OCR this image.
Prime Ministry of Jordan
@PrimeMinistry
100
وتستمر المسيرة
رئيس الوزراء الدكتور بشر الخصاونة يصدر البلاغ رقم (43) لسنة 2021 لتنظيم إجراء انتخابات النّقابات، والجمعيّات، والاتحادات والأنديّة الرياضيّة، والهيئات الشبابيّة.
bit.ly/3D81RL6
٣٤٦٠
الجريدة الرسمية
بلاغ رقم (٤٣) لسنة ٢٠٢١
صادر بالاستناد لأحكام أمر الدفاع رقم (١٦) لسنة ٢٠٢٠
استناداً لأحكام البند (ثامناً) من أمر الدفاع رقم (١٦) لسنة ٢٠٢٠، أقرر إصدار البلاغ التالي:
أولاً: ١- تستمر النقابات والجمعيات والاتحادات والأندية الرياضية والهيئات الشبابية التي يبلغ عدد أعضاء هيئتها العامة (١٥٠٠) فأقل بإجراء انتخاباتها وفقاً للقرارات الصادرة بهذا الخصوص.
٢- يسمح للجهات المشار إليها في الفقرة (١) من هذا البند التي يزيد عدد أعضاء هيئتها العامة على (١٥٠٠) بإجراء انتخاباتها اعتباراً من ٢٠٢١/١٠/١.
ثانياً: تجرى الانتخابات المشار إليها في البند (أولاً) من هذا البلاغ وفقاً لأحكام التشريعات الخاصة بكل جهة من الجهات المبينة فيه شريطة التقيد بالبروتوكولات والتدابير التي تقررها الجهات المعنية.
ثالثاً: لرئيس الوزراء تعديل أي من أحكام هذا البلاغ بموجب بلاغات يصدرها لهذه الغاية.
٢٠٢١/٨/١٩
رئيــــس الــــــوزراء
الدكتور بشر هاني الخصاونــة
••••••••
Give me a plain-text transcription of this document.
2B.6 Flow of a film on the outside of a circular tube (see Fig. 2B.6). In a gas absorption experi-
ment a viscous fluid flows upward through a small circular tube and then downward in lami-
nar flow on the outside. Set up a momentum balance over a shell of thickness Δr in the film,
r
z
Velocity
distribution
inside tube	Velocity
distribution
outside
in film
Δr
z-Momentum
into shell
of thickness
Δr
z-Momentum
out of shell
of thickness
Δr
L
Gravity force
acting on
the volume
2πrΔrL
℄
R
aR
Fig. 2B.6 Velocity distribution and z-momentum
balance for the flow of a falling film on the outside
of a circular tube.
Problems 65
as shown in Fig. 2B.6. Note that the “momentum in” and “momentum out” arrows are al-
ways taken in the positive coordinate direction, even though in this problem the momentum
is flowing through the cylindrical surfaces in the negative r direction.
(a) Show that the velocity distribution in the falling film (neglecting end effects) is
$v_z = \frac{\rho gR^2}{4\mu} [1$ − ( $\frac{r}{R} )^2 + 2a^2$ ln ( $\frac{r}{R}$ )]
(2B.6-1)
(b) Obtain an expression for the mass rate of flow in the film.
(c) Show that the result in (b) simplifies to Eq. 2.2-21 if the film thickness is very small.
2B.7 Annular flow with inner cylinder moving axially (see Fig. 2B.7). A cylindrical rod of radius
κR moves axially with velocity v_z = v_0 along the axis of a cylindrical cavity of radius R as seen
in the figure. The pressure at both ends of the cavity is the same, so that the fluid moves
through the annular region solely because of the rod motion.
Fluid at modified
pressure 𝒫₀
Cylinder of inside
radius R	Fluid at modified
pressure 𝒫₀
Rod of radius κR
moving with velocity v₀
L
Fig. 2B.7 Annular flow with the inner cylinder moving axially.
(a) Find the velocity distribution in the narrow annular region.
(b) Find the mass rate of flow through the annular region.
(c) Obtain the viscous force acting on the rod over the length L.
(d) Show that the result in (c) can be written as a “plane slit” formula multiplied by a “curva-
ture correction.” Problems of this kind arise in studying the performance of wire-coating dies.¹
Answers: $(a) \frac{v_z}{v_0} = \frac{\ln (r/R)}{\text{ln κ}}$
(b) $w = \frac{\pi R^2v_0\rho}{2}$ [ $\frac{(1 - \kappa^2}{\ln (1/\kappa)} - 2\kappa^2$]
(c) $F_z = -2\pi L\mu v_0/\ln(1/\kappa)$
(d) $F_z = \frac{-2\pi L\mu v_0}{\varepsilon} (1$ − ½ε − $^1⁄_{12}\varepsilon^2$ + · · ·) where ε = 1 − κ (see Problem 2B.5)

-=-=-

• [Short task]:
From the first line to the last, retype the data exactly.

• [Exercise output]:
OCR this image.
Prime Ministry of Jordan
@PrimeMinistry
100
وتستمر المسيرة
رئيس الوزراء الدكتور بشر الخصاونة يصدر البلاغ رقم (43) لسنة 2021 لتنظيم إجراء انتخابات النّقابات، والجمعيّات، والاتحادات والأنديّة الرياضيّة، والهيئات الشبابيّة.
bit.ly/3D81RL6
٣٤٦٠
الجريدة الرسمية
بلاغ رقم (٤٣) لسنة ٢٠٢١
صادر بالاستناد لأحكام أمر الدفاع رقم (١٦) لسنة ٢٠٢٠
استناداً لأحكام البند (ثامناً) من أمر الدفاع رقم (١٦) لسنة ٢٠٢٠، أقرر إصدار البلاغ التالي:
أولاً: ١- تستمر النقابات والجمعيات والاتحادات والأندية الرياضية والهيئات الشبابية التي يبلغ عدد أعضاء هيئتها العامة (١٥٠٠) فأقل بإجراء انتخاباتها وفقاً للقرارات الصادرة بهذا الخصوص.
٢- يسمح للجهات المشار إليها في الفقرة (١) من هذا البند التي يزيد عدد أعضاء هيئتها العامة على (١٥٠٠) بإجراء انتخاباتها اعتباراً من ٢٠٢١/١٠/١.
ثانياً: تجرى الانتخابات المشار إليها في البند (أولاً) من هذا البلاغ وفقاً لأحكام التشريعات الخاصة بكل جهة من الجهات المبينة فيه شريطة التقيد بالبروتوكولات والتدابير التي تقررها الجهات المعنية.
ثالثاً: لرئيس الوزراء تعديل أي من أحكام هذا البلاغ بموجب بلاغات يصدرها لهذه الغاية.
٢٠٢١/٨/١٩
رئيــــس الــــــوزراء
الدكتور بشر هاني الخصاونــة
••••••••
Give me a plain-text transcription of this document.
2B.6 Flow of a film on the outside of a circular tube (see Fig. 2B.6). In a gas absorption experi-
ment a viscous fluid flows upward through a small circular tube and then downward in lami-
nar flow on the outside. Set up a momentum balance over a shell of thickness Δr in the film,
r
z
Velocity
distribution
inside tube	Velocity
distribution
outside
in film
Δr
z-Momentum
into shell
of thickness
Δr
z-Momentum
out of shell
of thickness
Δr
L
Gravity force
acting on
the volume
2πrΔrL
℄
R
aR
Fig. 2B.6 Velocity distribution and z-momentum
balance for the flow of a falling film on the outside
of a circular tube.
Problems 65
as shown in Fig. 2B.6. Note that the “momentum in” and “momentum out” arrows are al-
ways taken in the positive coordinate direction, even though in this problem the momentum
is flowing through the cylindrical surfaces in the negative r direction.
(a) Show that the velocity distribution in the falling film (neglecting end effects) is
$v_z = \frac{\rho gR^2}{4\mu} [1$ − ( $\frac{r}{R} )^2 + 2a^2$ ln ( $\frac{r}{R}$ )]
(2B.6-1)
(b) Obtain an expression for the mass rate of flow in the film.
(c) Show that the result in (b) simplifies to Eq. 2.2-21 if the film thickness is very small.
2B.7 Annular flow with inner cylinder moving axially (see Fig. 2B.7). A cylindrical rod of radius
κR moves axially with velocity v_z = v_0 along the axis of a cylindrical cavity of radius R as seen
in the figure. The pressure at both ends of the cavity is the same, so that the fluid moves
through the annular region solely because of the rod motion.
Fluid at modified
pressure 𝒫₀
Cylinder of inside
radius R	Fluid at modified
pressure 𝒫₀
Rod of radius κR
moving with velocity v₀
L
Fig. 2B.7 Annular flow with the inner cylinder moving axially.
(a) Find the velocity distribution in the narrow annular region.
(b) Find the mass rate of flow through the annular region.
(c) Obtain the viscous force acting on the rod over the length L.
(d) Show that the result in (c) can be written as a “plane slit” formula multiplied by a “curva-
ture correction.” Problems of this kind arise in studying the performance of wire-coating dies.¹
Answers: $(a) \frac{v_z}{v_0} = \frac{\ln (r/R)}{\text{ln κ}}$
(b) $w = \frac{\pi R^2v_0\rho}{2}$ [ $\frac{(1 - \kappa^2}{\ln (1/\kappa)} - 2\kappa^2$]
(c) $F_z = -2\pi L\mu v_0/\ln(1/\kappa)$
(d) $F_z = \frac{-2\pi L\mu v_0}{\varepsilon} (1$ − ½ε − $^1⁄_{12}\varepsilon^2$ + · · ·) where ε = 1 − κ (see Problem 2B.5)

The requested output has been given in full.